=== WHAT THIS TASK INVOLVES ===
Can you write out every one of the records below word for word, with nothing changed, added or left out?

=== DATASET CONTENT ===
# # #
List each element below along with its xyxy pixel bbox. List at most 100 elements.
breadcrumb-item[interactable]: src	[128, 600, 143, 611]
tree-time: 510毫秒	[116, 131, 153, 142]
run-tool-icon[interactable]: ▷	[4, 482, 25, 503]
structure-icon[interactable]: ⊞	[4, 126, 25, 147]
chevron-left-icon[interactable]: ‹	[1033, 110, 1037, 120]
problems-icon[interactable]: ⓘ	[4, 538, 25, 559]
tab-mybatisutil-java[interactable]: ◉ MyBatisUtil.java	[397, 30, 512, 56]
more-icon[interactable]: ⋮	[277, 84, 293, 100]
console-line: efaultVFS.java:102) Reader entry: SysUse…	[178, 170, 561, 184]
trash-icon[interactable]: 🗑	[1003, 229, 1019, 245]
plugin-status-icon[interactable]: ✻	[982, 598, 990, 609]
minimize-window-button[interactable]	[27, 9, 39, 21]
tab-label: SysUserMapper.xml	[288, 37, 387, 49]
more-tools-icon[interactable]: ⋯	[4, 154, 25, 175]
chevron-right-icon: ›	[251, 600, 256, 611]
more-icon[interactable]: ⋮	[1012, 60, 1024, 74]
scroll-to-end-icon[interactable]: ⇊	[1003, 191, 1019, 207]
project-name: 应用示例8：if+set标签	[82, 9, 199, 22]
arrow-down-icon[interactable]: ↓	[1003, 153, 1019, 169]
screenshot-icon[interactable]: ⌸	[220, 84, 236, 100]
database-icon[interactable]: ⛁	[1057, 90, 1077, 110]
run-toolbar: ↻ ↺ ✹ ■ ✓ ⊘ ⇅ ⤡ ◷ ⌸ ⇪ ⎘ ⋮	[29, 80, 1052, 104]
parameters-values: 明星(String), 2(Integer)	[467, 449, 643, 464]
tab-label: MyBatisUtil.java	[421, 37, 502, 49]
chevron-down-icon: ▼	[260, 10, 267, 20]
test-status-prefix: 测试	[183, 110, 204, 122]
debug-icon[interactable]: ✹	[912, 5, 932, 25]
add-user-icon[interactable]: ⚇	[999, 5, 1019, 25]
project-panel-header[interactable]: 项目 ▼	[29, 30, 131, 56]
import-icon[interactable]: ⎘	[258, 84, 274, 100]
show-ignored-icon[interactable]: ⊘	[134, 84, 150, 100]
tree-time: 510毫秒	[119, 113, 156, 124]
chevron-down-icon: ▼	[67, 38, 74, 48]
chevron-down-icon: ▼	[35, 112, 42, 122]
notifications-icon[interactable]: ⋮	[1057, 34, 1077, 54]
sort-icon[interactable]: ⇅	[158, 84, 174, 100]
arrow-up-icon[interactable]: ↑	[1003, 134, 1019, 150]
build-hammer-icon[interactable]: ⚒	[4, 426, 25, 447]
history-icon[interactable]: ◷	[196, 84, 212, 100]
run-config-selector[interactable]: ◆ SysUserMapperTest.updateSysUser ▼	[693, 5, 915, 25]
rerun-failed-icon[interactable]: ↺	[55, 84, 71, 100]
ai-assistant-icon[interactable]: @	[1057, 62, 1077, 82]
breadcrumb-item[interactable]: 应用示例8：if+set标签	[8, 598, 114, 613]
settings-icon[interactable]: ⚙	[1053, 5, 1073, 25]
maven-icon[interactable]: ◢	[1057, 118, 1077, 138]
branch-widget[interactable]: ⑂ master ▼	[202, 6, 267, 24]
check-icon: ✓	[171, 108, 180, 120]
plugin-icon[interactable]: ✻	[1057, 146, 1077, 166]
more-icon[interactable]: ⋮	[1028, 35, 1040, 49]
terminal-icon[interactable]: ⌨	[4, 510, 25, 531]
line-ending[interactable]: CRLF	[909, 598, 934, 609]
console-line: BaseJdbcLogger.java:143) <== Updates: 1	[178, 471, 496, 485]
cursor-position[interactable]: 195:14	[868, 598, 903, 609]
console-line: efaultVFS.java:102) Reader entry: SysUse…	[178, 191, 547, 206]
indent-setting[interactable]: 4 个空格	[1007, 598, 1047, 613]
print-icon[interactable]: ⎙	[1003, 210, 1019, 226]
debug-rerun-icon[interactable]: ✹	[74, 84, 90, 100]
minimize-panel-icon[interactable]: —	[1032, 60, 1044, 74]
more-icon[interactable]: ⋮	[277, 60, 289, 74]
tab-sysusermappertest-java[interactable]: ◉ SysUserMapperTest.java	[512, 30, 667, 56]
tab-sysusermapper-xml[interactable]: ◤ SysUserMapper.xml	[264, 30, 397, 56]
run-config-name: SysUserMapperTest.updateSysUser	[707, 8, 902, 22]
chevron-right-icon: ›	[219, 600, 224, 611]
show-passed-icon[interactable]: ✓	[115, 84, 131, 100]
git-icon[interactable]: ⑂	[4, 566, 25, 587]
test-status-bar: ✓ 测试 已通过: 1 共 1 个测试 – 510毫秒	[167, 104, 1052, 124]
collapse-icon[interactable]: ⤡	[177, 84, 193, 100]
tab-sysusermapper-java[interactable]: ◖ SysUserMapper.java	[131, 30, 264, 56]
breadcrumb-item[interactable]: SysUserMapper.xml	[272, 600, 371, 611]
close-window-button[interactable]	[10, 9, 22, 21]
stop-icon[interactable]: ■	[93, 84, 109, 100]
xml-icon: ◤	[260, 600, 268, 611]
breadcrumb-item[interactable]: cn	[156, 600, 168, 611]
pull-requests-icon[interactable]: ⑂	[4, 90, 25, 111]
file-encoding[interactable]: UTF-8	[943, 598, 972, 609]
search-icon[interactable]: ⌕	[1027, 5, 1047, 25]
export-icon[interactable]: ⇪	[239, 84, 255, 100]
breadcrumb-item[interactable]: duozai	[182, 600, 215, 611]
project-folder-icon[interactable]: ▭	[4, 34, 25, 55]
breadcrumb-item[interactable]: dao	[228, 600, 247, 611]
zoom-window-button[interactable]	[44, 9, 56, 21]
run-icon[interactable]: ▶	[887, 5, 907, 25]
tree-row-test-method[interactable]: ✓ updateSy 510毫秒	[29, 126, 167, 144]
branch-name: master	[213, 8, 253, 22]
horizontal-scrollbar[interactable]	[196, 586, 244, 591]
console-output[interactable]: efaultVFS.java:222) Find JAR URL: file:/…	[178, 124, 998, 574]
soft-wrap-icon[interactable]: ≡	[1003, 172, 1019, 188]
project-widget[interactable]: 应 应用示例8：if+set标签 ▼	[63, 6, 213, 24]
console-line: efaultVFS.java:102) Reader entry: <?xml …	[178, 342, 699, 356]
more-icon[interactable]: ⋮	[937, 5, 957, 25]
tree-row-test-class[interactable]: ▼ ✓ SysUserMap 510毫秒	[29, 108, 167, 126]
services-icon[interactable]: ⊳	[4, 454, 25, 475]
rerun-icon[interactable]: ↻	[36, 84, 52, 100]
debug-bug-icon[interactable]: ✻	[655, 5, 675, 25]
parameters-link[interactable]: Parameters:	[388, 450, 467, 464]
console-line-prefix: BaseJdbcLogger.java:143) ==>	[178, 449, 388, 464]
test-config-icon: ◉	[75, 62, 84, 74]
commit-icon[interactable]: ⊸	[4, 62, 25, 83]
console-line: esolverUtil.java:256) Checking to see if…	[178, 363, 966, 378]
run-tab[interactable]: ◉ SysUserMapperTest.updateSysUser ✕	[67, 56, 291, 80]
# # #
=== EXERCISE SOLUTION ===
List each element below along with its xyxy pixel bbox. List at most 100 elements.
breadcrumb-item[interactable]: src	[128, 600, 143, 611]
tree-time: 510毫秒	[116, 131, 153, 142]
run-tool-icon[interactable]: ▷	[4, 482, 25, 503]
structure-icon[interactable]: ⊞	[4, 126, 25, 147]
chevron-left-icon[interactable]: ‹	[1033, 110, 1037, 120]
problems-icon[interactable]: ⓘ	[4, 538, 25, 559]
tab-mybatisutil-java[interactable]: ◉ MyBatisUtil.java	[397, 30, 512, 56]
more-icon[interactable]: ⋮	[277, 84, 293, 100]
console-line: efaultVFS.java:102) Reader entry: SysUse…	[178, 170, 561, 184]
trash-icon[interactable]: 🗑	[1003, 229, 1019, 245]
plugin-status-icon[interactable]: ✻	[982, 598, 990, 609]
minimize-window-button[interactable]	[27, 9, 39, 21]
tab-label: SysUserMapper.xml	[288, 37, 387, 49]
more-tools-icon[interactable]: ⋯	[4, 154, 25, 175]
chevron-right-icon: ›	[251, 600, 256, 611]
more-icon[interactable]: ⋮	[1012, 60, 1024, 74]
scroll-to-end-icon[interactable]: ⇊	[1003, 191, 1019, 207]
project-name: 应用示例8：if+set标签	[82, 9, 199, 22]
arrow-down-icon[interactable]: ↓	[1003, 153, 1019, 169]
screenshot-icon[interactable]: ⌸	[220, 84, 236, 100]
database-icon[interactable]: ⛁	[1057, 90, 1077, 110]
run-toolbar: ↻ ↺ ✹ ■ ✓ ⊘ ⇅ ⤡ ◷ ⌸ ⇪ ⎘ ⋮	[29, 80, 1052, 104]
parameters-values: 明星(String), 2(Integer)	[467, 449, 643, 464]
tab-label: MyBatisUtil.java	[421, 37, 502, 49]
chevron-down-icon: ▼	[260, 10, 267, 20]
test-status-prefix: 测试	[183, 110, 204, 122]
debug-icon[interactable]: ✹	[912, 5, 932, 25]
add-user-icon[interactable]: ⚇	[999, 5, 1019, 25]
project-panel-header[interactable]: 项目 ▼	[29, 30, 131, 56]
import-icon[interactable]: ⎘	[258, 84, 274, 100]
show-ignored-icon[interactable]: ⊘	[134, 84, 150, 100]
tree-time: 510毫秒	[119, 113, 156, 124]
chevron-down-icon: ▼	[67, 38, 74, 48]
chevron-down-icon: ▼	[35, 112, 42, 122]
notifications-icon[interactable]: ⋮	[1057, 34, 1077, 54]
sort-icon[interactable]: ⇅	[158, 84, 174, 100]
arrow-up-icon[interactable]: ↑	[1003, 134, 1019, 150]
build-hammer-icon[interactable]: ⚒	[4, 426, 25, 447]
history-icon[interactable]: ◷	[196, 84, 212, 100]
run-config-selector[interactable]: ◆ SysUserMapperTest.updateSysUser ▼	[693, 5, 915, 25]
rerun-failed-icon[interactable]: ↺	[55, 84, 71, 100]
ai-assistant-icon[interactable]: @	[1057, 62, 1077, 82]
breadcrumb-item[interactable]: 应用示例8：if+set标签	[8, 598, 114, 613]
settings-icon[interactable]: ⚙	[1053, 5, 1073, 25]
maven-icon[interactable]: ◢	[1057, 118, 1077, 138]
branch-widget[interactable]: ⑂ master ▼	[202, 6, 267, 24]
check-icon: ✓	[171, 108, 180, 120]
plugin-icon[interactable]: ✻	[1057, 146, 1077, 166]
more-icon[interactable]: ⋮	[1028, 35, 1040, 49]
terminal-icon[interactable]: ⌨	[4, 510, 25, 531]
line-ending[interactable]: CRLF	[909, 598, 934, 609]
console-line: BaseJdbcLogger.java:143) <== Updates: 1	[178, 471, 496, 485]
cursor-position[interactable]: 195:14	[868, 598, 903, 609]
console-line: efaultVFS.java:102) Reader entry: SysUse…	[178, 191, 547, 206]
indent-setting[interactable]: 4 个空格	[1007, 598, 1047, 613]
print-icon[interactable]: ⎙	[1003, 210, 1019, 226]
debug-rerun-icon[interactable]: ✹	[74, 84, 90, 100]
minimize-panel-icon[interactable]: —	[1032, 60, 1044, 74]
more-icon[interactable]: ⋮	[277, 60, 289, 74]
tab-sysusermappertest-java[interactable]: ◉ SysUserMapperTest.java	[512, 30, 667, 56]
tab-sysusermapper-xml[interactable]: ◤ SysUserMapper.xml	[264, 30, 397, 56]
run-config-name: SysUserMapperTest.updateSysUser	[707, 8, 902, 22]
chevron-right-icon: ›	[219, 600, 224, 611]
show-passed-icon[interactable]: ✓	[115, 84, 131, 100]
git-icon[interactable]: ⑂	[4, 566, 25, 587]
test-status-bar: ✓ 测试 已通过: 1 共 1 个测试 – 510毫秒	[167, 104, 1052, 124]
collapse-icon[interactable]: ⤡	[177, 84, 193, 100]
tab-sysusermapper-java[interactable]: ◖ SysUserMapper.java	[131, 30, 264, 56]
breadcrumb-item[interactable]: SysUserMapper.xml	[272, 600, 371, 611]
close-window-button[interactable]	[10, 9, 22, 21]
stop-icon[interactable]: ■	[93, 84, 109, 100]
xml-icon: ◤	[260, 600, 268, 611]
breadcrumb-item[interactable]: cn	[156, 600, 168, 611]
pull-requests-icon[interactable]: ⑂	[4, 90, 25, 111]
file-encoding[interactable]: UTF-8	[943, 598, 972, 609]
search-icon[interactable]: ⌕	[1027, 5, 1047, 25]
export-icon[interactable]: ⇪	[239, 84, 255, 100]
breadcrumb-item[interactable]: duozai	[182, 600, 215, 611]
project-folder-icon[interactable]: ▭	[4, 34, 25, 55]
breadcrumb-item[interactable]: dao	[228, 600, 247, 611]
zoom-window-button[interactable]	[44, 9, 56, 21]
run-icon[interactable]: ▶	[887, 5, 907, 25]
tree-row-test-method[interactable]: ✓ updateSy 510毫秒	[29, 126, 167, 144]
branch-name: master	[213, 8, 253, 22]
horizontal-scrollbar[interactable]	[196, 586, 244, 591]
console-output[interactable]: efaultVFS.java:222) Find JAR URL: file:/…	[178, 124, 998, 574]
soft-wrap-icon[interactable]: ≡	[1003, 172, 1019, 188]
project-widget[interactable]: 应 应用示例8：if+set标签 ▼	[63, 6, 213, 24]
console-line: efaultVFS.java:102) Reader entry: <?xml …	[178, 342, 699, 356]
more-icon[interactable]: ⋮	[937, 5, 957, 25]
tree-row-test-class[interactable]: ▼ ✓ SysUserMap 510毫秒	[29, 108, 167, 126]
services-icon[interactable]: ⊳	[4, 454, 25, 475]
rerun-icon[interactable]: ↻	[36, 84, 52, 100]
debug-bug-icon[interactable]: ✻	[655, 5, 675, 25]
parameters-link[interactable]: Parameters:	[388, 450, 467, 464]
console-line-prefix: BaseJdbcLogger.java:143) ==>	[178, 449, 388, 464]
test-config-icon: ◉	[75, 62, 84, 74]
commit-icon[interactable]: ⊸	[4, 62, 25, 83]
console-line: esolverUtil.java:256) Checking to see if…	[178, 363, 966, 378]
run-tab[interactable]: ◉ SysUserMapperTest.updateSysUser ✕	[67, 56, 291, 80]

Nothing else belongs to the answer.